## Start Available records
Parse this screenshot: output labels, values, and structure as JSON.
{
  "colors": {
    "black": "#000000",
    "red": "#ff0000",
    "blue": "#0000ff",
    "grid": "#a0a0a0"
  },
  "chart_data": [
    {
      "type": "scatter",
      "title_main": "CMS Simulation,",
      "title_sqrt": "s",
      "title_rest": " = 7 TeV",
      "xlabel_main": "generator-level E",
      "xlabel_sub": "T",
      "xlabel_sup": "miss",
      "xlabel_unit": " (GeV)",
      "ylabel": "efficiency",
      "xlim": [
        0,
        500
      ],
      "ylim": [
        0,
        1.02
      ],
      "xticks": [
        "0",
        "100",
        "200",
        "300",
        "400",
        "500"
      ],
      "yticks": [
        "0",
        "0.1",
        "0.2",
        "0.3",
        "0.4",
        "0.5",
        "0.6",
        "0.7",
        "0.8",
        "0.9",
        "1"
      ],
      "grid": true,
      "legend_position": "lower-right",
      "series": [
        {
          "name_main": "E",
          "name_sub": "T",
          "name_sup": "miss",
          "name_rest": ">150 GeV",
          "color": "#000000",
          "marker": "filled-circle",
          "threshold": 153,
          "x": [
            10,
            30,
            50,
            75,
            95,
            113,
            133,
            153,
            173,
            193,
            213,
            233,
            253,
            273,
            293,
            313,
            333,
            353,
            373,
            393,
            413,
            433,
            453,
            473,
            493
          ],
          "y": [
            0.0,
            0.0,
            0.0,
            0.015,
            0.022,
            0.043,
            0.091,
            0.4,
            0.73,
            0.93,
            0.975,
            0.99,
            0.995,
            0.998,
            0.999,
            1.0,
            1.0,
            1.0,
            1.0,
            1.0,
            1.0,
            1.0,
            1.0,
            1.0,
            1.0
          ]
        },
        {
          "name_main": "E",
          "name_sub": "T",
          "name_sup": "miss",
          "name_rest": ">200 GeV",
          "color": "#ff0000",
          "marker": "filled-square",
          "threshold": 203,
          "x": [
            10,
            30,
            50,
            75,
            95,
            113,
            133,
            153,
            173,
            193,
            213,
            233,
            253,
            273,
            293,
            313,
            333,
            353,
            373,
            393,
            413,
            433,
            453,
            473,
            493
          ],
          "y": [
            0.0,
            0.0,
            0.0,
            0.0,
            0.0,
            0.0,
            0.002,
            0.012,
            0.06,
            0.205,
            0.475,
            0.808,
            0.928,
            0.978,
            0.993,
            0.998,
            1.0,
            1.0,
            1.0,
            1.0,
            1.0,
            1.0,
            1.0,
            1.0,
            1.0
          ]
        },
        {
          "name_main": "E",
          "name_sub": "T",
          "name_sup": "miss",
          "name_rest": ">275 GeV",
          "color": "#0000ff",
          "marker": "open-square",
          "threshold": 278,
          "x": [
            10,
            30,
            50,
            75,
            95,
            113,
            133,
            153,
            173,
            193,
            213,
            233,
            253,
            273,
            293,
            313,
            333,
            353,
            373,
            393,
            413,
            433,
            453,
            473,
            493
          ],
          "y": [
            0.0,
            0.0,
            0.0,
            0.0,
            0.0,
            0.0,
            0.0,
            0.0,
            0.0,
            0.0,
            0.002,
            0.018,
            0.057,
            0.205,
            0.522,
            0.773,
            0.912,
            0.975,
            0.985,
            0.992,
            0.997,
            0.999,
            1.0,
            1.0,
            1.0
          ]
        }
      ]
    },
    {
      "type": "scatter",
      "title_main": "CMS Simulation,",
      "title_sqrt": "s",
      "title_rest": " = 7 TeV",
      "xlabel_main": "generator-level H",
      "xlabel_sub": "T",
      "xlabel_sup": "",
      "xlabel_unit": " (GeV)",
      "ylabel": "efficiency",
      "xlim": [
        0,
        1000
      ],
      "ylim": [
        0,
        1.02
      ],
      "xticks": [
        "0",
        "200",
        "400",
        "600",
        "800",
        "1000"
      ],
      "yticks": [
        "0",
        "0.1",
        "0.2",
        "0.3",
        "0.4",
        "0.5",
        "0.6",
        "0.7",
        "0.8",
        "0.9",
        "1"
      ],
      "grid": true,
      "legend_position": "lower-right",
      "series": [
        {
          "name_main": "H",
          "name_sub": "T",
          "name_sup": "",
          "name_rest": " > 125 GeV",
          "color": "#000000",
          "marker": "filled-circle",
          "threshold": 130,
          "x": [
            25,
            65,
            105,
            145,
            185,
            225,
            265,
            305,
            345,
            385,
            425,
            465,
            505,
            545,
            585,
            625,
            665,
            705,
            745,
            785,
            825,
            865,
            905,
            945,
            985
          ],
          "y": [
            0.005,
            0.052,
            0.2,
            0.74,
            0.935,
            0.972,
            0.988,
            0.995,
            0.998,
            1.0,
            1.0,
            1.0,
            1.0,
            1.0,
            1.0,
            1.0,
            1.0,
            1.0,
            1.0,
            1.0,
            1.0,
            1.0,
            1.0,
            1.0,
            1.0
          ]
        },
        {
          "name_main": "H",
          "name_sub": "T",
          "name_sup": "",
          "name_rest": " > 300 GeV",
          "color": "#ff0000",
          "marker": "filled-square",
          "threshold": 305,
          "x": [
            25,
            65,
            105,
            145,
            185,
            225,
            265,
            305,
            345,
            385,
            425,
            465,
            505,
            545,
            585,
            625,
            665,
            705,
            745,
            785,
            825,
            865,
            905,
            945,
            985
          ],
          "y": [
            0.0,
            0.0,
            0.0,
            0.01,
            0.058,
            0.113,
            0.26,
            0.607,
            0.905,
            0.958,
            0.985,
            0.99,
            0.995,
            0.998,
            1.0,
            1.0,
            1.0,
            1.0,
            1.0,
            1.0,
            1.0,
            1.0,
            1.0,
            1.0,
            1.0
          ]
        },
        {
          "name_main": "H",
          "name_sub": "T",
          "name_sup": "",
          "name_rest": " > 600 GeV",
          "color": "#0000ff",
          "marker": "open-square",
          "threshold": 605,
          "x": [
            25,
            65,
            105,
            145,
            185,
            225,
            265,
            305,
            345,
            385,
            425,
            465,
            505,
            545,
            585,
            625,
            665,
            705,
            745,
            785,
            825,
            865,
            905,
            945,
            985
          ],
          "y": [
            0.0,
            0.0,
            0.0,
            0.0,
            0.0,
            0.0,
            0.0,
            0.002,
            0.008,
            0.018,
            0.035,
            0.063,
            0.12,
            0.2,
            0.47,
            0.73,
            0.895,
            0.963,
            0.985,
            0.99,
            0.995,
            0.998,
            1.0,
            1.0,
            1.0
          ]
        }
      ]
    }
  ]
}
## End Available records
== Exercise requirements ==
Copy each line in the data that holds the word "threshold".

== Result of the task ==
          "threshold": 153,
          "threshold": 203,
          "threshold": 278,
          "threshold": 130,
          "threshold": 305,
          "threshold": 605,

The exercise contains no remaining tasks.